WHAT NEEDS TO BE DONE
Write what comes next in the passage on securing and observing EKS clusters, starting right after its last sentence.

PASSAGE TO READ
<<<<
Policy as Code: Kyverno & OPA Gatekeeper

Pod Security Standards cover admission-time checks for pod specs, but production clusters need broader policy enforcement:

  • Image registry enforcement: Reject pods referencing images from registries other than your ECR — prevents supply chain attacks from public images with malicious overrides
  • Required labels: Every workload must have app, team, environment labels for cost attribution and incident routing
  • Resource limits required: Prevent OOM-killer incidents and noisy-neighbor CPU starvation by rejecting pods without resource limits
  • No latest tag: Reject image references using the :latest tag — immutable tags only in production

Kyverno is preferred in 2026 for its Kubernetes-native policy syntax (policies are Kubernetes resources, not Rego). OPA Gatekeeper is more powerful for complex, multi-resource policies but requires learning Rego. Use Kyverno for standard guardrails and OPA for custom compliance rules.

Image Scanning & Supply Chain Security

Use Amazon ECR with enhanced scanning (powered by Amazon Inspector) to automatically scan images on push and on a continuous schedule. Integrate scan results into your CI pipeline — block deployments of images with Critical or High CVEs. For a higher security bar, use Cosign and AWS Signer to sign images and enforce signature verification via a Kyverno policy before pods can run.

Secrets Encryption & External Secrets

EKS Secrets are stored in etcd. Enable envelope encryption with AWS KMS to encrypt the etcd data-at-rest (configured in the cluster setup above). For secrets management at runtime, integrate AWS Secrets Manager or AWS Parameter Store using one of these approaches:

  • External Secrets Operator (ESO): Syncs Secrets Manager / Parameter Store values into Kubernetes Secrets. Supports automatic rotation propagation.
  • AWS Secrets and Configuration Provider (ASCP): Mounts secrets directly as volumes into pod filesystems via the Secrets Store CSI driver. Secrets never live in Kubernetes etcd — zero-exposure architecture for high-security workloads.

RBAC Hardening: Critical Production Rules

  • Never grant cluster-admin to users or service accounts except for break-glass emergency accounts
  • Use aws-auth ConfigMap or the newer EKS Access Entries API to map IAM roles to Kubernetes RBAC roles — the Access Entries API is preferred for auditability
  • Audit cluster-admin, admin, and wildcard (*) bindings regularly with kubectl get clusterrolebindings -o wide
  • Restrict exec, port-forward, and log API access to named users/roles only — these are common lateral movement vectors
  • Enable EKS audit logging and ship to CloudWatch Logs — alert on unexpected API calls from service accounts and pod identities

9. EKS Observability: Container Insights, Prometheus, Fluent Bit & X-Ray

Production EKS clusters require full-stack observability across three signals: metrics, logs, and traces. The AWS-native stack (Container Insights + Fluent Bit + X-Ray) integrates seamlessly but can be supplemented or replaced by CNCF tools (Prometheus + Grafana + OpenTelemetry + Loki) for teams wanting platform portability.
>>>>
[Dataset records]
<<<<
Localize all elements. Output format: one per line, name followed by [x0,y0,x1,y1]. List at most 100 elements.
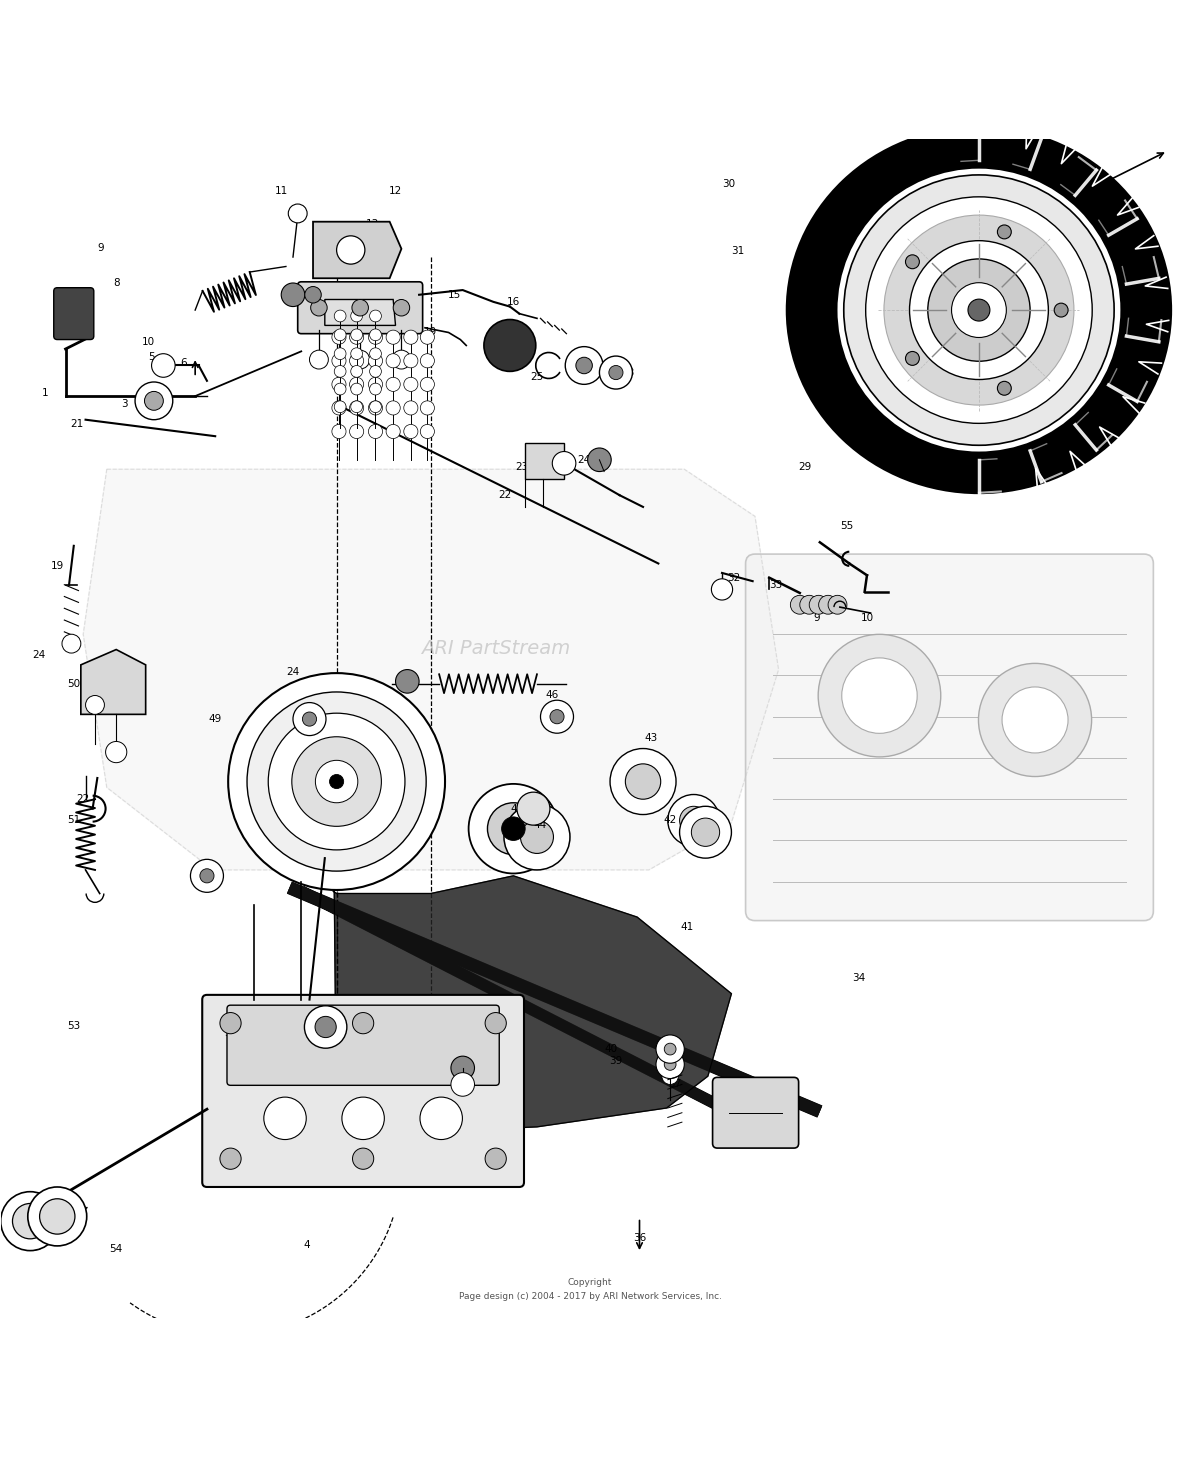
Text: 4: 4 [303,1240,310,1250]
Circle shape [334,401,346,412]
Text: 54: 54 [110,1244,123,1254]
Text: 39: 39 [609,1056,623,1067]
Circle shape [144,392,163,411]
Circle shape [350,310,362,322]
Text: 24: 24 [452,1068,465,1078]
Circle shape [281,283,304,306]
Circle shape [841,659,917,733]
Circle shape [332,401,346,415]
Text: 44: 44 [533,820,548,830]
Circle shape [905,255,919,268]
Text: 22: 22 [498,490,512,500]
Text: 10: 10 [142,337,155,347]
Circle shape [968,299,990,321]
FancyBboxPatch shape [202,995,524,1187]
Circle shape [404,377,418,392]
Text: 24: 24 [577,455,591,465]
Text: 30: 30 [722,179,735,189]
Circle shape [420,424,434,439]
Text: 42: 42 [663,816,677,826]
Circle shape [349,354,363,367]
Circle shape [86,695,104,714]
Circle shape [386,424,400,439]
Polygon shape [81,650,145,714]
Text: 15: 15 [448,290,461,300]
Circle shape [349,377,363,392]
Circle shape [791,596,809,615]
Circle shape [565,347,603,385]
Circle shape [997,382,1011,395]
Circle shape [334,383,346,395]
Circle shape [336,236,365,264]
Circle shape [1002,686,1068,753]
Circle shape [404,401,418,415]
Text: 2: 2 [78,315,84,325]
Circle shape [349,331,363,344]
Circle shape [680,806,708,835]
Text: 32: 32 [727,573,740,583]
FancyBboxPatch shape [713,1077,799,1148]
Text: 38: 38 [663,1064,677,1072]
Text: 24: 24 [32,650,45,660]
Circle shape [369,348,381,360]
Circle shape [332,424,346,439]
Text: Copyright: Copyright [568,1278,612,1287]
Circle shape [309,350,328,369]
Circle shape [219,1148,241,1170]
Text: 48: 48 [197,874,210,884]
Circle shape [151,354,175,377]
Circle shape [502,817,525,841]
Circle shape [844,175,1114,446]
Text: 13: 13 [366,219,379,229]
Circle shape [625,763,661,800]
Circle shape [334,366,346,377]
Text: 50: 50 [67,679,80,689]
Text: 17: 17 [346,286,359,296]
Text: 16: 16 [506,297,520,307]
Circle shape [884,216,1074,405]
Circle shape [264,1097,307,1139]
Polygon shape [324,300,395,325]
Text: 21: 21 [71,420,84,430]
Circle shape [369,310,381,322]
Text: 6: 6 [181,358,186,369]
Circle shape [350,401,362,412]
Circle shape [293,702,326,736]
FancyBboxPatch shape [297,281,422,334]
Text: 41: 41 [680,921,694,931]
Circle shape [517,793,550,825]
Text: 55: 55 [840,520,853,530]
Circle shape [135,382,172,420]
Text: 51: 51 [67,816,80,826]
Circle shape [420,1097,463,1139]
Circle shape [484,319,536,372]
Circle shape [1,1192,60,1250]
Circle shape [315,1017,336,1037]
Circle shape [404,331,418,344]
Circle shape [369,366,381,377]
Circle shape [368,331,382,344]
Circle shape [393,300,409,316]
Circle shape [552,452,576,475]
Circle shape [485,1013,506,1034]
Circle shape [247,692,426,871]
Circle shape [369,401,381,412]
Circle shape [819,596,838,615]
Text: 47: 47 [405,679,418,689]
Circle shape [40,1199,76,1234]
Text: 45: 45 [510,804,524,813]
Circle shape [395,670,419,694]
Text: 11: 11 [275,186,288,197]
Circle shape [105,742,126,762]
Circle shape [712,578,733,600]
Circle shape [800,596,819,615]
Text: 27: 27 [577,360,591,370]
Circle shape [368,424,382,439]
Circle shape [837,168,1121,453]
Text: 25: 25 [530,373,544,382]
Circle shape [13,1203,48,1238]
Text: 19: 19 [425,328,438,338]
Circle shape [610,749,676,814]
Circle shape [63,634,81,653]
Circle shape [369,329,381,341]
>>>>
RESPONSE TO THIS EXERCISE
Metrics: CloudWatch Container Insights & Prometheus

CloudWatch Container Insights is the zero-configuration baseline — deploy the CloudWatch agent as a DaemonSet and it automatically collects cluster, node, pod, and container metrics. The EKS optimized CloudWatch agent (Fluent Bit sidecar) is available as an EKS add-on for one-click deployment.

For custom application metrics and Kubernetes-ecosystem dashboards, deploy kube-prometheus-stack (Prometheus Operator + Grafana + AlertManager). Use the Amazon Managed Service for Prometheus (AMP) and Amazon Managed Grafana (AMG) to eliminate the operational burden of managing Prometheus storage and Grafana HA. Key metrics to instrument:

  • Node-level: CPU/memory utilization, disk I/O, network bytes, node conditions
  • Pod-level: Container restarts, OOM kills, CPU throttling percentage, memory working set
  • Cluster-level: Pending pods, unschedulable pods, Karpenter provisioning latency, APIServer request latency and error rate
  • Application-level: Request rate, error rate, latency (P50/P95/P99) — the RED method

Logging: Fluent Bit to CloudWatch Logs & OpenSearch

Deploy Fluent Bit as a DaemonSet to collect all container stdout/stderr logs and ship them to CloudWatch Logs or Amazon OpenSearch. Fluent Bit is significantly more resource-efficient than Fluentd (10–50% lower CPU/memory) while supporting the same output plugins. Configure structured JSON logging in your applications — it makes CloudWatch Logs Insights queries and OpenSearch filters dramatically more powerful than parsing unstructured text.

For log retention cost control: use CloudWatch Log Group retention policies (30 days hot, archive to S3 after), and consider shipping to Amazon OpenSearch Serverless for full-text search without managing OpenSearch cluster capacity.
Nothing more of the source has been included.